### Given records
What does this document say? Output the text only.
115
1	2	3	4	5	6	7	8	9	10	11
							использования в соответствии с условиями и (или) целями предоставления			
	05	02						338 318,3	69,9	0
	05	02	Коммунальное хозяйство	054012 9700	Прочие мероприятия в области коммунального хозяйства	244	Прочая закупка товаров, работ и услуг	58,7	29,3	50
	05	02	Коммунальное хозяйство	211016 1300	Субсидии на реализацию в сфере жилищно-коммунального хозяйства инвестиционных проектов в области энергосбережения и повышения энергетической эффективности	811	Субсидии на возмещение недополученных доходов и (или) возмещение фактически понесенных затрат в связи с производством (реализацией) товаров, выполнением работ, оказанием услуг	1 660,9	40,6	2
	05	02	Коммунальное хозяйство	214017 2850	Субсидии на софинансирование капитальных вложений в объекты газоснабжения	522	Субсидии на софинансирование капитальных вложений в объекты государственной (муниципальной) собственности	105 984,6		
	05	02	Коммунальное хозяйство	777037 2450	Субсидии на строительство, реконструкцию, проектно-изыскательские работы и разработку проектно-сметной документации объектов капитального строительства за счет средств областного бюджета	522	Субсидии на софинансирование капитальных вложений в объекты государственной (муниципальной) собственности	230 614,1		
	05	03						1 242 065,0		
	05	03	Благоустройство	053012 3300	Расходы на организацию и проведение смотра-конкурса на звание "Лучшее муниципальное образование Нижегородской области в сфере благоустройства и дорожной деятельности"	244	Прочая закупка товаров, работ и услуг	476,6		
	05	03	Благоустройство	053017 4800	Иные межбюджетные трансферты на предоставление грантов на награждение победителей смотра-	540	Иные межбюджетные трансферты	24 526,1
######
* Goal: Faithfully copy every entry, leaving nothing out.

* Solution for this task:
What does this document say? Output the text only.
115
1	2	3	4	5	6	7	8	9	10	11
							использования в соответствии с условиями и (или) целями предоставления			
	05	02						338 318,3	69,9	0
	05	02	Коммунальное хозяйство	054012 9700	Прочие мероприятия в области коммунального хозяйства	244	Прочая закупка товаров, работ и услуг	58,7	29,3	50
	05	02	Коммунальное хозяйство	211016 1300	Субсидии на реализацию в сфере жилищно-коммунального хозяйства инвестиционных проектов в области энергосбережения и повышения энергетической эффективности	811	Субсидии на возмещение недополученных доходов и (или) возмещение фактически понесенных затрат в связи с производством (реализацией) товаров, выполнением работ, оказанием услуг	1 660,9	40,6	2
	05	02	Коммунальное хозяйство	214017 2850	Субсидии на софинансирование капитальных вложений в объекты газоснабжения	522	Субсидии на софинансирование капитальных вложений в объекты государственной (муниципальной) собственности	105 984,6		
	05	02	Коммунальное хозяйство	777037 2450	Субсидии на строительство, реконструкцию, проектно-изыскательские работы и разработку проектно-сметной документации объектов капитального строительства за счет средств областного бюджета	522	Субсидии на софинансирование капитальных вложений в объекты государственной (муниципальной) собственности	230 614,1		
	05	03						1 242 065,0		
	05	03	Благоустройство	053012 3300	Расходы на организацию и проведение смотра-конкурса на звание "Лучшее муниципальное образование Нижегородской области в сфере благоустройства и дорожной деятельности"	244	Прочая закупка товаров, работ и услуг	476,6		
	05	03	Благоустройство	053017 4800	Иные межбюджетные трансферты на предоставление грантов на награждение победителей смотра-	540	Иные межбюджетные трансферты	24 526,1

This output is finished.